** begin DATA IN THIS EXERCISE **
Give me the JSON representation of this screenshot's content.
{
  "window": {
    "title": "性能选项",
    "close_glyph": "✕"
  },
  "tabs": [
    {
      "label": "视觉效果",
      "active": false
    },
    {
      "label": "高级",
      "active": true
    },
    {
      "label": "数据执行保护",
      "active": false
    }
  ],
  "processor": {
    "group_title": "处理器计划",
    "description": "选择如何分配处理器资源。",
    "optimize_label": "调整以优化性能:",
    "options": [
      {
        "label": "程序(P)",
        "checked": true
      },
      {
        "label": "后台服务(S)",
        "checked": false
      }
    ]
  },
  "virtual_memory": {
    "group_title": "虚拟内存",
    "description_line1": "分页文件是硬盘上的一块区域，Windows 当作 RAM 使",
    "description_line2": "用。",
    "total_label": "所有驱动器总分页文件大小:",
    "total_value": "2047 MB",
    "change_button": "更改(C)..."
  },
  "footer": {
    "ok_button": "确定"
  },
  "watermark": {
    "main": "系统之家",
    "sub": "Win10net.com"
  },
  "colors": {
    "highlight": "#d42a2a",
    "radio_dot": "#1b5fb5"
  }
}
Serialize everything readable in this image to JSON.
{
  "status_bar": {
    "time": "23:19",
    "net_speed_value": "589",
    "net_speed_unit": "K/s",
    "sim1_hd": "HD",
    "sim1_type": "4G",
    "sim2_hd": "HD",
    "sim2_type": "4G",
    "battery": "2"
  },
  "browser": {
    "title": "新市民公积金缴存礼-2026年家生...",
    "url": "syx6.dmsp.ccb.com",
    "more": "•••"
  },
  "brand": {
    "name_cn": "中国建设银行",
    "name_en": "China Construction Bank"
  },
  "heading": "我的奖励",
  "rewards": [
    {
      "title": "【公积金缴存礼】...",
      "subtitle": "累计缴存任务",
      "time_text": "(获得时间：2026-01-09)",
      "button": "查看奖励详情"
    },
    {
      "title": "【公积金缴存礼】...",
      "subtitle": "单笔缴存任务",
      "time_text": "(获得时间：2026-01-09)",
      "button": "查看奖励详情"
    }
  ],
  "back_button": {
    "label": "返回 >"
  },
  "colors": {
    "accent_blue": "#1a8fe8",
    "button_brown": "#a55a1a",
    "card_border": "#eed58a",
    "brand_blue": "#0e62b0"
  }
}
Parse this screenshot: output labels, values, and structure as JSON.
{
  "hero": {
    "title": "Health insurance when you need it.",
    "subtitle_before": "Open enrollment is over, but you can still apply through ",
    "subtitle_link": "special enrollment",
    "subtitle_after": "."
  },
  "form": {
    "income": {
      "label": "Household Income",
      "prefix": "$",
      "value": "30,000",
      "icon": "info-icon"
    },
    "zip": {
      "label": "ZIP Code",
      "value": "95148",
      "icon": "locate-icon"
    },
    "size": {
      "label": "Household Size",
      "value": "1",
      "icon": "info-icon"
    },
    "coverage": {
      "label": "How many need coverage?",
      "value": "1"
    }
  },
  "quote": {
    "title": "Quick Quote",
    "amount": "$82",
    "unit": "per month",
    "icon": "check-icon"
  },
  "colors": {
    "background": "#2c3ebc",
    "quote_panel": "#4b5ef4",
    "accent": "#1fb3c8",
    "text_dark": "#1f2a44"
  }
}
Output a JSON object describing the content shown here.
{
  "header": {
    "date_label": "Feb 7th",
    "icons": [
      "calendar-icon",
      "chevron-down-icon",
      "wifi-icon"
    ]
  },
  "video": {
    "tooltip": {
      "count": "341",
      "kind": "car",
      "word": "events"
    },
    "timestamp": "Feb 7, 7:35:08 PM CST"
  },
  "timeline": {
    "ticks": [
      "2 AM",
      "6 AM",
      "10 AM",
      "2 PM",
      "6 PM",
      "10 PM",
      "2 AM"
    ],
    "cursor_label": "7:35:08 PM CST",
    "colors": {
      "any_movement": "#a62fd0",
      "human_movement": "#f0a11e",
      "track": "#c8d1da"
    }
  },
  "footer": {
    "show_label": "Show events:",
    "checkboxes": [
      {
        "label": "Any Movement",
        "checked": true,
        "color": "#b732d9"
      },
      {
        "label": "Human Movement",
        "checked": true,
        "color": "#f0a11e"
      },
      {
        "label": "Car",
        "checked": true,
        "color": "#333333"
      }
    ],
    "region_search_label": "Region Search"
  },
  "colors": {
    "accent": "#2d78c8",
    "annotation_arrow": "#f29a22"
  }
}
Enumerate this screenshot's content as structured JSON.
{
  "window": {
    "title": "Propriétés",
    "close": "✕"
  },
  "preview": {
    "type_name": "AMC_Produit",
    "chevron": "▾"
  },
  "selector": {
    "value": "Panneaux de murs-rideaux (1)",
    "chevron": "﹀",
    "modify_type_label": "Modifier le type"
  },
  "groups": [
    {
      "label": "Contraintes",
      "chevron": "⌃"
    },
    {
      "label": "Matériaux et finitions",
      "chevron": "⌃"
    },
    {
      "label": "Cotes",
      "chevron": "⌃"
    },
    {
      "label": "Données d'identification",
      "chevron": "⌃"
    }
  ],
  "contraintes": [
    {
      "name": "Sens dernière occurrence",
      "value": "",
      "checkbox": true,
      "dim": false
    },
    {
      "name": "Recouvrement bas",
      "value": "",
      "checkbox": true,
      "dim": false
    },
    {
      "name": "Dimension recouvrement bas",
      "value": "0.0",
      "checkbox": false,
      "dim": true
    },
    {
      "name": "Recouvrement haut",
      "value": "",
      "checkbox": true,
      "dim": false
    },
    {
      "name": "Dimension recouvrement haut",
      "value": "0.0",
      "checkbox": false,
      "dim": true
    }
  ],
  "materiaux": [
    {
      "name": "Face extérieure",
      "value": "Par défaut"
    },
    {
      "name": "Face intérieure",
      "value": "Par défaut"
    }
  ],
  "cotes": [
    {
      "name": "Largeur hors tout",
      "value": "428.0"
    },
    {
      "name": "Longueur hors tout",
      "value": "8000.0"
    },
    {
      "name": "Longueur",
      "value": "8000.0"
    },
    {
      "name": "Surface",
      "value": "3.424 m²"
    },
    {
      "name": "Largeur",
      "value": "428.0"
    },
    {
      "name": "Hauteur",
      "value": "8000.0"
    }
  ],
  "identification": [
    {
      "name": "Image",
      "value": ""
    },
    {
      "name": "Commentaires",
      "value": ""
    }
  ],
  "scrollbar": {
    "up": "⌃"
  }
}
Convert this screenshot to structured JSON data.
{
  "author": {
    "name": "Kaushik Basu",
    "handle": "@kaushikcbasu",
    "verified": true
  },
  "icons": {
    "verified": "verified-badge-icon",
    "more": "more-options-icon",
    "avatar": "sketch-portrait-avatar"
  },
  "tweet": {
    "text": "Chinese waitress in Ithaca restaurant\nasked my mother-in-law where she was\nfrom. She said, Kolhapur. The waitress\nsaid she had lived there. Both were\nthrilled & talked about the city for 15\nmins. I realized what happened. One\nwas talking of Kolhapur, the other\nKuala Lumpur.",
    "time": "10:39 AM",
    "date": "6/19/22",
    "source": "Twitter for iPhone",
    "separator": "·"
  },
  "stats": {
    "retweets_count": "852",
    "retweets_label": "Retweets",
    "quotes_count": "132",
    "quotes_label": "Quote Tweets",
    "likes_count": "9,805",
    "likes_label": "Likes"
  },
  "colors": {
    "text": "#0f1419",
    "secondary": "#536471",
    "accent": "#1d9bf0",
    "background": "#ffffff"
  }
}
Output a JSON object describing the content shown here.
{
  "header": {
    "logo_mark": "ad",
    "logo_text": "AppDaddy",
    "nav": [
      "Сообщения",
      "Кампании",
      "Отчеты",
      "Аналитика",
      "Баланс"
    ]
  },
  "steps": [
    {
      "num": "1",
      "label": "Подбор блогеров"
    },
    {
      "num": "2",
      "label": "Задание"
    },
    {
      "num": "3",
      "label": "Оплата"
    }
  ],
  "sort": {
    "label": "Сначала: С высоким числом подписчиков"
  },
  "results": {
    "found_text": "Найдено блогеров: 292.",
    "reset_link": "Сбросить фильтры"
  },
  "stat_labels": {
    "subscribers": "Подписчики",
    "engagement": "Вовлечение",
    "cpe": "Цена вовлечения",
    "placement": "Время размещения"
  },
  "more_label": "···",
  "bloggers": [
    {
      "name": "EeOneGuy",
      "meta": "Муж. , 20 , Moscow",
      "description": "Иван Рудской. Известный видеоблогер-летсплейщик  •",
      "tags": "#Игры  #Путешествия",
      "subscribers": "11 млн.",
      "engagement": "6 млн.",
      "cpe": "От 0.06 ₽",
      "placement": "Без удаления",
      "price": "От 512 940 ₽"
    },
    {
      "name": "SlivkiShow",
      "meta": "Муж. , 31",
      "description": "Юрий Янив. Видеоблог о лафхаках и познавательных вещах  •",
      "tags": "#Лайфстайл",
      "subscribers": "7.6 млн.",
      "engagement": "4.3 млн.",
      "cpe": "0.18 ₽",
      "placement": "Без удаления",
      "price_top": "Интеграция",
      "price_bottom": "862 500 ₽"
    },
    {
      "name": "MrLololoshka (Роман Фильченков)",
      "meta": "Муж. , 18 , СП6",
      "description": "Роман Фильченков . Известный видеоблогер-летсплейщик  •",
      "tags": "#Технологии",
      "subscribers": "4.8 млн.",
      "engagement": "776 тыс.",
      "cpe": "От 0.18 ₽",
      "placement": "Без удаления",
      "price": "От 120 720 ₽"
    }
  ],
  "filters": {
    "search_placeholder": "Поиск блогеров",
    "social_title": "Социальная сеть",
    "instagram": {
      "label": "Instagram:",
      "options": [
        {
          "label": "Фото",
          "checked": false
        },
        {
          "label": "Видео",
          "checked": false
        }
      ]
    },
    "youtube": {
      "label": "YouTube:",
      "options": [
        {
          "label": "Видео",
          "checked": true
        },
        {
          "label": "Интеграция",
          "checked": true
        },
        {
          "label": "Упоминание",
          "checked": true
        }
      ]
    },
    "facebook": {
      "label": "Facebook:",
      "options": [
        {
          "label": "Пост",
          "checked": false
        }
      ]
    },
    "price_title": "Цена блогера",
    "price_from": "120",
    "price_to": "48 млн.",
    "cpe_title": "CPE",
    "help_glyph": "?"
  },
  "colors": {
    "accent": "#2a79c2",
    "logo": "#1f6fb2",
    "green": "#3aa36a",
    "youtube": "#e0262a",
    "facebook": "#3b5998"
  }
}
** end DATA IN THIS EXERCISE **
Pull out all lines from the listing that contain the string "Известный".

      "description": "Иван Рудской. Известный видеоблогер-летсплейщик  •",
      "description": "Роман Фильченков . Известный видеоблогер-летсплейщик  •",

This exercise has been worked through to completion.